PROBLEM DETAILS: Count every line in the entries that contains "пространства". Report that count alone.

EXERCISE INPUTS:
════════════════════
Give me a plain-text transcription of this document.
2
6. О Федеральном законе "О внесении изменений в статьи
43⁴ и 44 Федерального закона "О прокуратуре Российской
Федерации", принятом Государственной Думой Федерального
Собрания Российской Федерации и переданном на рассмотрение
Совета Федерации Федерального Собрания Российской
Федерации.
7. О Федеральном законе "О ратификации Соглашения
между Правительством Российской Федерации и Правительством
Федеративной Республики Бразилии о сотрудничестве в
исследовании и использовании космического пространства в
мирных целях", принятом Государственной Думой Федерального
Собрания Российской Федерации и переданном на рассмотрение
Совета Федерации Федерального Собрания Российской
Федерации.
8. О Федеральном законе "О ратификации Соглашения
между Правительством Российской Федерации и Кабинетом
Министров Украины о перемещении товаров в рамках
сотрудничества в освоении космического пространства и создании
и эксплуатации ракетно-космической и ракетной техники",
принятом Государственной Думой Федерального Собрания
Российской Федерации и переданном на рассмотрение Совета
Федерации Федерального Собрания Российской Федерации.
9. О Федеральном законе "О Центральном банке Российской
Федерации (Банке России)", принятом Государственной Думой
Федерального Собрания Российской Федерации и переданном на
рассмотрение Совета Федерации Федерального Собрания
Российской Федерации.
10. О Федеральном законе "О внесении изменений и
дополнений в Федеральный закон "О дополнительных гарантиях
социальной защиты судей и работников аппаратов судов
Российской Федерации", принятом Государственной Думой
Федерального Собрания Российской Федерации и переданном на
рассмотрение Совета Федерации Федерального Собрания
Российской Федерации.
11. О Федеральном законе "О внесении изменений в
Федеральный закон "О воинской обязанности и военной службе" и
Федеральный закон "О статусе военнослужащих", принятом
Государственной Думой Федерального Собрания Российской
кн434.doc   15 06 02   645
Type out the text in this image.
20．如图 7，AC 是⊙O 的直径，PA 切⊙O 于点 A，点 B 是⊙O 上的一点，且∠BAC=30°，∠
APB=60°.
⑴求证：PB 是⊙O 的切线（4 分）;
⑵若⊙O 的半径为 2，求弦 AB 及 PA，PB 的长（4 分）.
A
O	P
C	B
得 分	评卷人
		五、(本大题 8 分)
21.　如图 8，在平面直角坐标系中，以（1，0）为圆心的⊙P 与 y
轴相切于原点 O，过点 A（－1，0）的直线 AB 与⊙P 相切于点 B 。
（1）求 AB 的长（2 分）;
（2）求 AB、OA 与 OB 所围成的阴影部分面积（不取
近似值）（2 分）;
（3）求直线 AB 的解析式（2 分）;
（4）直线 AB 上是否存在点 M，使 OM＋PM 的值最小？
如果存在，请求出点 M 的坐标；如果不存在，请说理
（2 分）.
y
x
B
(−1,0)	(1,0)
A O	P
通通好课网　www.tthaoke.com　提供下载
════════════════════
ANSWER: 2